GIVEN TASK:
In full and without alteration, give the listing again.

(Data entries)
# # #

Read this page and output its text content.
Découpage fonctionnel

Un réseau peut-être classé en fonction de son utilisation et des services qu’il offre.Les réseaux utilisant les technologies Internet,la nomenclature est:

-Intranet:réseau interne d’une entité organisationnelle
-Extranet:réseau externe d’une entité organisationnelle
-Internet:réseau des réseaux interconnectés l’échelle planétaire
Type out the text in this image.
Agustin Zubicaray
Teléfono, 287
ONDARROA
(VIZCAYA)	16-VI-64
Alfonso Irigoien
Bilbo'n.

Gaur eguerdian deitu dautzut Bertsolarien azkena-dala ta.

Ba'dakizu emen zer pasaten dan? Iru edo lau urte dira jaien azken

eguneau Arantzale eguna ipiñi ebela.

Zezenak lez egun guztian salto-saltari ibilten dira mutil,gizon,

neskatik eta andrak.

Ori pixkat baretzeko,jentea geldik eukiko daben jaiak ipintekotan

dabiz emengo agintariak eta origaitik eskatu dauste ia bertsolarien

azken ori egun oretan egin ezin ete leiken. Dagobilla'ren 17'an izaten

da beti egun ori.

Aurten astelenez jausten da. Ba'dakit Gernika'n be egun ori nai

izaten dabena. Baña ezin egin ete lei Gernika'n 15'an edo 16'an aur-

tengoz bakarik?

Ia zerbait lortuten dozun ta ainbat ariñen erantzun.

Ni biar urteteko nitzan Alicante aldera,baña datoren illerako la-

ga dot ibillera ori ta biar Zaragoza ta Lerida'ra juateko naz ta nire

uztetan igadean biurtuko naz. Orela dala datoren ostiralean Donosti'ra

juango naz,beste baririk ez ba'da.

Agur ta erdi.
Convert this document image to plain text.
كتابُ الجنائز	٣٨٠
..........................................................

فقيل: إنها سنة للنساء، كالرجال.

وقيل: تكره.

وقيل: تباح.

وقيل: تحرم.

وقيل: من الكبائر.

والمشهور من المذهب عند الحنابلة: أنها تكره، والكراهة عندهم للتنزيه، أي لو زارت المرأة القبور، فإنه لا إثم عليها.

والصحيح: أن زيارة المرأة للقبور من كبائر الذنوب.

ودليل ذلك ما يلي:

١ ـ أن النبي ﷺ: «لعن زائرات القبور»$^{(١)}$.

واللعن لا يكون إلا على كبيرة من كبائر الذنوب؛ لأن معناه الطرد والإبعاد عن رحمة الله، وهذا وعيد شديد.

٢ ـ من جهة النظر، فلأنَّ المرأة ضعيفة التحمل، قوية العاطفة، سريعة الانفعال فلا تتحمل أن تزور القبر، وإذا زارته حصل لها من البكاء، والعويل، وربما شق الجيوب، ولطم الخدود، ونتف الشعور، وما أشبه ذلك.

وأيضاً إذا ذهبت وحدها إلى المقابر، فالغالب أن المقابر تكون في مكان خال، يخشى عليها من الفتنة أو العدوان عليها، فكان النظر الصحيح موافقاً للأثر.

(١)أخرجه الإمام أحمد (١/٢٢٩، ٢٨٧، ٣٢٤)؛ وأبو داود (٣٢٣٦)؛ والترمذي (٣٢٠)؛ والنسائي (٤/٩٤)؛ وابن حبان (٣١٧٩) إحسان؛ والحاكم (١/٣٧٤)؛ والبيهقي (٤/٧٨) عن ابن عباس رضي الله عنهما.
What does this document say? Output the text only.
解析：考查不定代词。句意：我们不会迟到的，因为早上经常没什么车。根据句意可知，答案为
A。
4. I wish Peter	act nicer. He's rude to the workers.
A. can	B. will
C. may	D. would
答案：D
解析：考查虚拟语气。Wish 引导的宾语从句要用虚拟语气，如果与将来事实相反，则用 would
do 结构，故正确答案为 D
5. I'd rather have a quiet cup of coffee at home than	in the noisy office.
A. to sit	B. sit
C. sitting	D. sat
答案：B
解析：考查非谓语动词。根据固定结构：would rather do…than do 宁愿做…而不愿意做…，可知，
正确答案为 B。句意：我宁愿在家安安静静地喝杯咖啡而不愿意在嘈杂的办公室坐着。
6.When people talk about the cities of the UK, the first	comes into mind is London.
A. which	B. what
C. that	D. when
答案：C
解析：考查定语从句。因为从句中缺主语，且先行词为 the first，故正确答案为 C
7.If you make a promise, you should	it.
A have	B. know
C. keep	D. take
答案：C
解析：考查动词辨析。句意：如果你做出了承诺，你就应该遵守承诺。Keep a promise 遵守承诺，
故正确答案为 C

# # #

RESULT FOR THIS TASK:
Read this page and output its text content.
Découpage fonctionnel

Un réseau peut-être classé en fonction de son utilisation et des services qu’il offre.Les réseaux utilisant les technologies Internet,la nomenclature est:

-Intranet:réseau interne d’une entité organisationnelle
-Extranet:réseau externe d’une entité organisationnelle
-Internet:réseau des réseaux interconnectés l’échelle planétaire
Type out the text in this image.
Agustin Zubicaray
Teléfono, 287
ONDARROA
(VIZCAYA)	16-VI-64
Alfonso Irigoien
Bilbo'n.

Gaur eguerdian deitu dautzut Bertsolarien azkena-dala ta.

Ba'dakizu emen zer pasaten dan? Iru edo lau urte dira jaien azken

eguneau Arantzale eguna ipiñi ebela.

Zezenak lez egun guztian salto-saltari ibilten dira mutil,gizon,

neskatik eta andrak.

Ori pixkat baretzeko,jentea geldik eukiko daben jaiak ipintekotan

dabiz emengo agintariak eta origaitik eskatu dauste ia bertsolarien

azken ori egun oretan egin ezin ete leiken. Dagobilla'ren 17'an izaten

da beti egun ori.

Aurten astelenez jausten da. Ba'dakit Gernika'n be egun ori nai

izaten dabena. Baña ezin egin ete lei Gernika'n 15'an edo 16'an aur-

tengoz bakarik?

Ia zerbait lortuten dozun ta ainbat ariñen erantzun.

Ni biar urteteko nitzan Alicante aldera,baña datoren illerako la-

ga dot ibillera ori ta biar Zaragoza ta Lerida'ra juateko naz ta nire

uztetan igadean biurtuko naz. Orela dala datoren ostiralean Donosti'ra

juango naz,beste baririk ez ba'da.

Agur ta erdi.
Convert this document image to plain text.
كتابُ الجنائز	٣٨٠
..........................................................

فقيل: إنها سنة للنساء، كالرجال.

وقيل: تكره.

وقيل: تباح.

وقيل: تحرم.

وقيل: من الكبائر.

والمشهور من المذهب عند الحنابلة: أنها تكره، والكراهة عندهم للتنزيه، أي لو زارت المرأة القبور، فإنه لا إثم عليها.

والصحيح: أن زيارة المرأة للقبور من كبائر الذنوب.

ودليل ذلك ما يلي:

١ ـ أن النبي ﷺ: «لعن زائرات القبور»$^{(١)}$.

واللعن لا يكون إلا على كبيرة من كبائر الذنوب؛ لأن معناه الطرد والإبعاد عن رحمة الله، وهذا وعيد شديد.

٢ ـ من جهة النظر، فلأنَّ المرأة ضعيفة التحمل، قوية العاطفة، سريعة الانفعال فلا تتحمل أن تزور القبر، وإذا زارته حصل لها من البكاء، والعويل، وربما شق الجيوب، ولطم الخدود، ونتف الشعور، وما أشبه ذلك.

وأيضاً إذا ذهبت وحدها إلى المقابر، فالغالب أن المقابر تكون في مكان خال، يخشى عليها من الفتنة أو العدوان عليها، فكان النظر الصحيح موافقاً للأثر.

(١)أخرجه الإمام أحمد (١/٢٢٩، ٢٨٧، ٣٢٤)؛ وأبو داود (٣٢٣٦)؛ والترمذي (٣٢٠)؛ والنسائي (٤/٩٤)؛ وابن حبان (٣١٧٩) إحسان؛ والحاكم (١/٣٧٤)؛ والبيهقي (٤/٧٨) عن ابن عباس رضي الله عنهما.
What does this document say? Output the text only.
解析：考查不定代词。句意：我们不会迟到的，因为早上经常没什么车。根据句意可知，答案为
A。
4. I wish Peter	act nicer. He's rude to the workers.
A. can	B. will
C. may	D. would
答案：D
解析：考查虚拟语气。Wish 引导的宾语从句要用虚拟语气，如果与将来事实相反，则用 would
do 结构，故正确答案为 D
5. I'd rather have a quiet cup of coffee at home than	in the noisy office.
A. to sit	B. sit
C. sitting	D. sat
答案：B
解析：考查非谓语动词。根据固定结构：would rather do…than do 宁愿做…而不愿意做…，可知，
正确答案为 B。句意：我宁愿在家安安静静地喝杯咖啡而不愿意在嘈杂的办公室坐着。
6.When people talk about the cities of the UK, the first	comes into mind is London.
A. which	B. what
C. that	D. when
答案：C
解析：考查定语从句。因为从句中缺主语，且先行词为 the first，故正确答案为 C
7.If you make a promise, you should	it.
A have	B. know
C. keep	D. take
答案：C
解析：考查动词辨析。句意：如果你做出了承诺，你就应该遵守承诺。Keep a promise 遵守承诺，
故正确答案为 C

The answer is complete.